_PROVIDED DATA_.

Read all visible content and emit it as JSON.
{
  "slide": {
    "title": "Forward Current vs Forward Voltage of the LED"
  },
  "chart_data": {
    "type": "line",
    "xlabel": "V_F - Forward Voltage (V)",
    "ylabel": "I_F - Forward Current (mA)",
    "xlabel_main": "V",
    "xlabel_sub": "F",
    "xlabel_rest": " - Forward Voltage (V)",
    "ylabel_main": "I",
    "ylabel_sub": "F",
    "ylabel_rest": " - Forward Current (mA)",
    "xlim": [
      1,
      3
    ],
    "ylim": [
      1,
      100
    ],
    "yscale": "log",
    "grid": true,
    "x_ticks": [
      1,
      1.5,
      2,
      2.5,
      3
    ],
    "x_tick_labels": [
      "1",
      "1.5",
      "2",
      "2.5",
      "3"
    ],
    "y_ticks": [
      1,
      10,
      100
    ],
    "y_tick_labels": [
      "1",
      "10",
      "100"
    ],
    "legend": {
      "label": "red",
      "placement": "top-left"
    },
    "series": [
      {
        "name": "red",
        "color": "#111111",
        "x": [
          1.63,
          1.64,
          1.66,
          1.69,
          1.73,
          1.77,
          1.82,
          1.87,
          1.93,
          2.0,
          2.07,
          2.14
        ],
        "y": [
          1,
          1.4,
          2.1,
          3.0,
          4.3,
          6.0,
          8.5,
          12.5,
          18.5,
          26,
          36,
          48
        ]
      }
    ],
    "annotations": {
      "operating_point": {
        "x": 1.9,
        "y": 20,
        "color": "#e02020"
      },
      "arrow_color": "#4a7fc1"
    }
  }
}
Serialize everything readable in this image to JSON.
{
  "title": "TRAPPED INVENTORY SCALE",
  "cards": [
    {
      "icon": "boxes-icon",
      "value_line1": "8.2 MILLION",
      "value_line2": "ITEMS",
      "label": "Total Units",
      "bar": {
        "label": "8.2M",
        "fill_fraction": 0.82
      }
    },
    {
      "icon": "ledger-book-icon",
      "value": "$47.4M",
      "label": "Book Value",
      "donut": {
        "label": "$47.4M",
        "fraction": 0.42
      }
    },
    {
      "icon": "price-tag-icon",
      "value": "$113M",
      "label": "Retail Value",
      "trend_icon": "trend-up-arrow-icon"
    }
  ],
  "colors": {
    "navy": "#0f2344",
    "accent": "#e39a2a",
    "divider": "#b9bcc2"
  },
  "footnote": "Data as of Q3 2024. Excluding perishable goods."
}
==
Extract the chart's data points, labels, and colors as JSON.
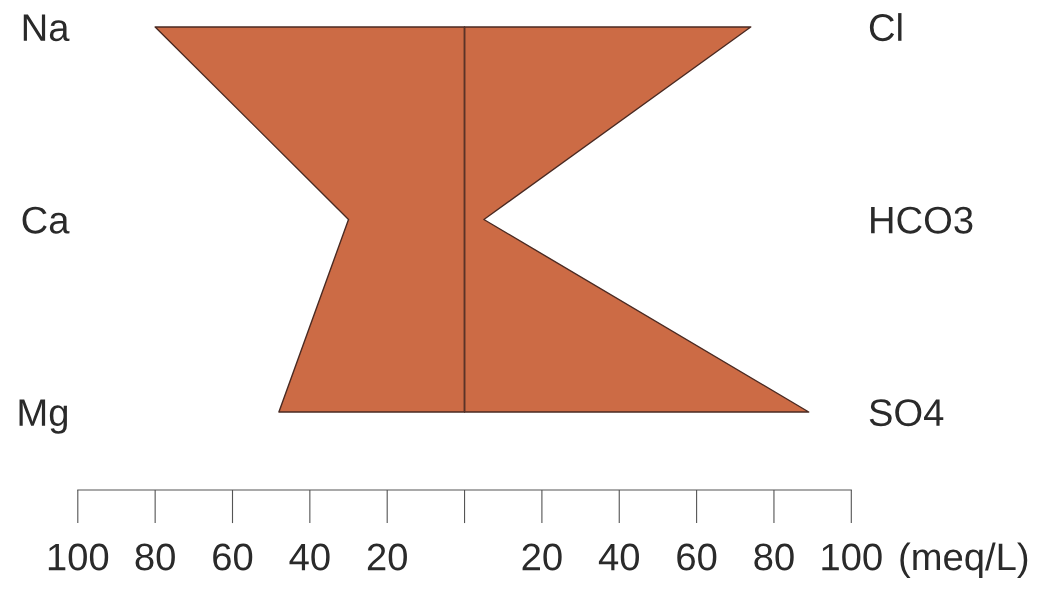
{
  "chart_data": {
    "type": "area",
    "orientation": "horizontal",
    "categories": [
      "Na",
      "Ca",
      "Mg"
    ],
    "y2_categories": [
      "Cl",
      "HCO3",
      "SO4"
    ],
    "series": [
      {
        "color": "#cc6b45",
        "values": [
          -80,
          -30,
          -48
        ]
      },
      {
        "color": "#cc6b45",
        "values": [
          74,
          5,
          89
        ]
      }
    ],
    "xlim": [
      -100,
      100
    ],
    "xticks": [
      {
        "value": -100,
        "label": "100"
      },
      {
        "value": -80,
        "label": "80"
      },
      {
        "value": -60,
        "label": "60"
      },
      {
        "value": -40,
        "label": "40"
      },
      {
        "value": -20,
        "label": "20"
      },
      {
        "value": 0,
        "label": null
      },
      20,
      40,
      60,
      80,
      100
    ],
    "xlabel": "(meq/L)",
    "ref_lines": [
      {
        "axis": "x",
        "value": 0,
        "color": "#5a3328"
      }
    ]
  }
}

_THE EXERCISE_.
Scan the material for lines with the word "Forward", and copy each line you find.

_COMPLETE ANSWER_.
    "title": "Forward Current vs Forward Voltage of the LED"
    "xlabel": "V_F - Forward Voltage (V)",
    "ylabel": "I_F - Forward Current (mA)",
    "xlabel_rest": " - Forward Voltage (V)",
    "ylabel_rest": " - Forward Current (mA)",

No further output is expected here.